## Collected data:
╔══

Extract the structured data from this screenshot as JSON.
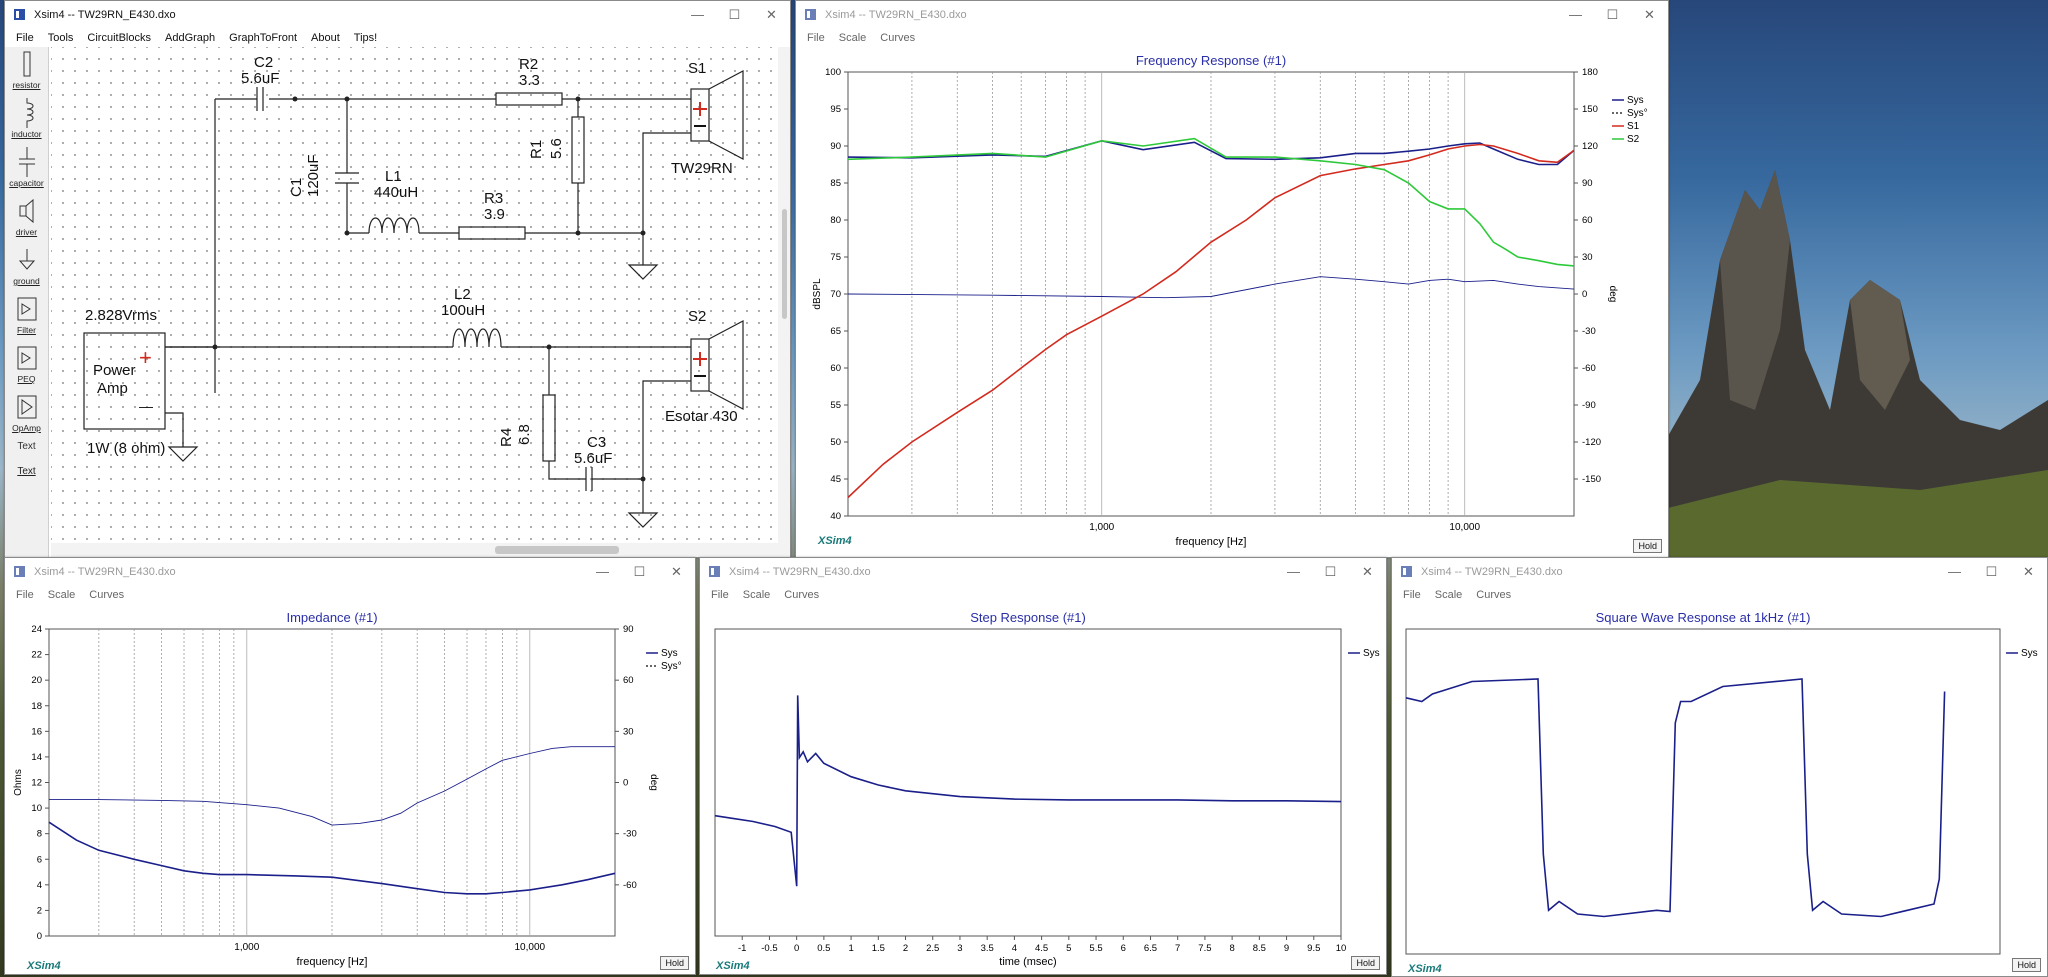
{
  "windows": {
    "schematic": {
      "title": "Xsim4 -- TW29RN_E430.dxo",
      "menu": [
        "File",
        "Tools",
        "CircuitBlocks",
        "AddGraph",
        "GraphToFront",
        "About",
        "Tips!"
      ]
    },
    "freq": {
      "title": "Xsim4 -- TW29RN_E430.dxo",
      "menu": [
        "File",
        "Scale",
        "Curves"
      ]
    },
    "imp": {
      "title": "Xsim4 -- TW29RN_E430.dxo",
      "menu": [
        "File",
        "Scale",
        "Curves"
      ]
    },
    "step": {
      "title": "Xsim4 -- TW29RN_E430.dxo",
      "menu": [
        "File",
        "Scale",
        "Curves"
      ]
    },
    "square": {
      "title": "Xsim4 -- TW29RN_E430.dxo",
      "menu": [
        "File",
        "Scale",
        "Curves"
      ]
    }
  },
  "window_controls": {
    "minimize": "—",
    "maximize": "☐",
    "close": "✕"
  },
  "palette": [
    {
      "label": "resistor",
      "icon": "resistor-icon"
    },
    {
      "label": "inductor",
      "icon": "inductor-icon"
    },
    {
      "label": "capacitor",
      "icon": "capacitor-icon"
    },
    {
      "label": "driver",
      "icon": "driver-icon"
    },
    {
      "label": "ground",
      "icon": "ground-icon"
    },
    {
      "label": "Filter",
      "icon": "filter-icon"
    },
    {
      "label": "PEQ",
      "icon": "peq-icon"
    },
    {
      "label": "OpAmp",
      "icon": "opamp-icon"
    },
    {
      "label": "Text",
      "icon": "text-icon"
    },
    {
      "label": "Text",
      "icon": "text-icon"
    }
  ],
  "schematic": {
    "C2": {
      "name": "C2",
      "value": "5.6uF"
    },
    "R2": {
      "name": "R2",
      "value": "3.3"
    },
    "S1": {
      "name": "S1",
      "model": "TW29RN"
    },
    "R1": {
      "name": "R1",
      "value": "5.6"
    },
    "C1": {
      "name": "C1",
      "value": "120uF"
    },
    "L1": {
      "name": "L1",
      "value": "440uH"
    },
    "R3": {
      "name": "R3",
      "value": "3.9"
    },
    "L2": {
      "name": "L2",
      "value": "100uH"
    },
    "S2": {
      "name": "S2",
      "model": "Esotar 430"
    },
    "R4": {
      "name": "R4",
      "value": "6.8"
    },
    "C3": {
      "name": "C3",
      "value": "5.6uF"
    },
    "amp": {
      "voltage": "2.828Vrms",
      "line1": "Power",
      "line2": "Amp",
      "plus": "+",
      "minus": "—",
      "power": "1W (8 ohm)"
    }
  },
  "hold_label": "Hold",
  "brand": "XSim4",
  "colors": {
    "sys": "#1a1f8a",
    "s1": "#d32a1e",
    "s2": "#2ec93a",
    "title": "#2a2fa8",
    "brand": "#1a7a7a"
  },
  "chart_data": [
    {
      "type": "line",
      "title": "Frequency Response (#1)",
      "xlabel": "frequency [Hz]",
      "ylabel": "dBSPL",
      "y2label": "deg",
      "xscale": "log",
      "xlim": [
        200,
        20000
      ],
      "ylim": [
        40,
        100
      ],
      "y2lim": [
        -180,
        180
      ],
      "xticks": [
        "1,000",
        "10,000"
      ],
      "yticks": [
        40,
        45,
        50,
        55,
        60,
        65,
        70,
        75,
        80,
        85,
        90,
        95,
        100
      ],
      "y2ticks": [
        -150,
        -120,
        -90,
        -60,
        -30,
        0,
        30,
        60,
        90,
        120,
        150,
        180
      ],
      "legend": "top-right",
      "grid": "vertical",
      "series": [
        {
          "name": "Sys",
          "x": [
            200,
            300,
            500,
            700,
            1000,
            1300,
            1800,
            2200,
            3000,
            4000,
            5000,
            6000,
            7000,
            8000,
            9000,
            10000,
            11000,
            12000,
            14000,
            16000,
            18000,
            20000
          ],
          "y": [
            88.5,
            88.4,
            88.8,
            88.6,
            90.7,
            89.5,
            90.5,
            88.3,
            88.2,
            88.4,
            89,
            89,
            89.3,
            89.6,
            90,
            90.3,
            90.4,
            89.6,
            88.2,
            87.5,
            87.5,
            89.4
          ]
        },
        {
          "name": "Sys°",
          "x": [
            200,
            500,
            1000,
            1500,
            2000,
            3000,
            4000,
            5000,
            6000,
            7000,
            8000,
            9000,
            10000,
            12000,
            14000,
            16000,
            20000
          ],
          "y": [
            0,
            -1,
            -2,
            -3,
            -2,
            8,
            14,
            12,
            10,
            8,
            11,
            12,
            10,
            11,
            8,
            6,
            4
          ]
        },
        {
          "name": "S1",
          "x": [
            200,
            250,
            300,
            400,
            500,
            600,
            700,
            800,
            1000,
            1300,
            1600,
            2000,
            2500,
            3000,
            4000,
            5000,
            6000,
            7000,
            8000,
            9000,
            10000,
            11000,
            12000,
            14000,
            16000,
            18000,
            20000
          ],
          "y": [
            42.5,
            47,
            50,
            54,
            57,
            60,
            62.5,
            64.5,
            67,
            70,
            73,
            77,
            80,
            83,
            86,
            86.9,
            87.5,
            88,
            88.8,
            89.6,
            90,
            90.2,
            90,
            89,
            88,
            87.8,
            89.4
          ]
        },
        {
          "name": "S2",
          "x": [
            200,
            300,
            500,
            700,
            1000,
            1300,
            1800,
            2200,
            3000,
            4000,
            5000,
            6000,
            7000,
            8000,
            9000,
            10000,
            11000,
            12000,
            13000,
            14000,
            16000,
            18000,
            20000
          ],
          "y": [
            88.2,
            88.5,
            89,
            88.5,
            90.7,
            90,
            91,
            88.5,
            88.5,
            88,
            87.5,
            86.8,
            85,
            82.5,
            81.5,
            81.5,
            79.5,
            77,
            76,
            75,
            74.5,
            74,
            73.8
          ]
        }
      ]
    },
    {
      "type": "line",
      "title": "Impedance (#1)",
      "xlabel": "frequency [Hz]",
      "ylabel": "Ohms",
      "y2label": "deg",
      "xscale": "log",
      "xlim": [
        200,
        20000
      ],
      "ylim": [
        0,
        24
      ],
      "y2lim": [
        -90,
        90
      ],
      "xticks": [
        "1,000",
        "10,000"
      ],
      "yticks": [
        0,
        2,
        4,
        6,
        8,
        10,
        12,
        14,
        16,
        18,
        20,
        22,
        24
      ],
      "y2ticks": [
        -60,
        -30,
        0,
        30,
        60,
        90
      ],
      "legend": "top-right",
      "grid": "vertical",
      "series": [
        {
          "name": "Sys",
          "x": [
            200,
            250,
            300,
            400,
            500,
            600,
            700,
            800,
            1000,
            1500,
            2000,
            3000,
            4000,
            5000,
            6000,
            7000,
            8000,
            10000,
            13000,
            16000,
            20000
          ],
          "y": [
            8.9,
            7.5,
            6.7,
            6,
            5.5,
            5.1,
            4.9,
            4.8,
            4.8,
            4.7,
            4.6,
            4.1,
            3.7,
            3.4,
            3.3,
            3.3,
            3.4,
            3.6,
            4,
            4.4,
            4.9
          ]
        },
        {
          "name": "Sys°",
          "x": [
            200,
            300,
            500,
            700,
            1000,
            1300,
            1700,
            2000,
            2500,
            3000,
            3500,
            4000,
            5000,
            6000,
            7000,
            8000,
            10000,
            12000,
            14000,
            17000,
            20000
          ],
          "y": [
            -10,
            -10,
            -10.5,
            -11,
            -13,
            -15,
            -20,
            -25,
            -24,
            -22,
            -18,
            -12,
            -5,
            2,
            8,
            13,
            17,
            20,
            21,
            21,
            21
          ]
        }
      ]
    },
    {
      "type": "line",
      "title": "Step Response (#1)",
      "xlabel": "time (msec)",
      "xlim": [
        -1.5,
        10
      ],
      "xticks": [
        "-1",
        "-0.5",
        "0",
        "0.5",
        "1",
        "1.5",
        "2",
        "2.5",
        "3",
        "3.5",
        "4",
        "4.5",
        "5",
        "5.5",
        "6",
        "6.5",
        "7",
        "7.5",
        "8",
        "8.5",
        "9",
        "9.5",
        "10"
      ],
      "legend": "top-right",
      "series": [
        {
          "name": "Sys",
          "x": [
            -1.5,
            -1.2,
            -0.8,
            -0.4,
            -0.1,
            0,
            0.02,
            0.05,
            0.12,
            0.2,
            0.35,
            0.5,
            1,
            1.5,
            2,
            3,
            4,
            5,
            6,
            7,
            8,
            9,
            10
          ],
          "y": [
            -0.05,
            -0.08,
            -0.12,
            -0.18,
            -0.25,
            -0.9,
            1.4,
            0.65,
            0.72,
            0.6,
            0.7,
            0.58,
            0.42,
            0.32,
            0.25,
            0.18,
            0.15,
            0.14,
            0.14,
            0.14,
            0.13,
            0.13,
            0.12
          ]
        }
      ]
    },
    {
      "type": "line",
      "title": "Square Wave Response at 1kHz (#1)",
      "xlim": [
        0,
        2.25
      ],
      "ylim": [
        -1.3,
        1.3
      ],
      "legend": "top-right",
      "series": [
        {
          "name": "Sys",
          "x": [
            0,
            0.06,
            0.1,
            0.25,
            0.5,
            0.52,
            0.54,
            0.58,
            0.65,
            0.75,
            0.95,
            1.0,
            1.02,
            1.04,
            1.08,
            1.2,
            1.5,
            1.52,
            1.54,
            1.58,
            1.65,
            1.8,
            2.0,
            2.02,
            2.04
          ],
          "y": [
            0.75,
            0.72,
            0.78,
            0.88,
            0.9,
            -0.5,
            -0.95,
            -0.88,
            -0.98,
            -1.0,
            -0.95,
            -0.96,
            0.55,
            0.72,
            0.72,
            0.84,
            0.9,
            -0.5,
            -0.95,
            -0.88,
            -0.98,
            -1.0,
            -0.9,
            -0.7,
            0.8
          ]
        }
      ]
    }
  ]
}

╚══

## WORK TO BE COMPLETED:
Scan the listing above and copy all lines containing the word "Response".

## ANSWER TO THIS PROBLEM:
      "title": "Frequency Response (#1)",
      "title": "Step Response (#1)",
      "title": "Square Wave Response at 1kHz (#1)",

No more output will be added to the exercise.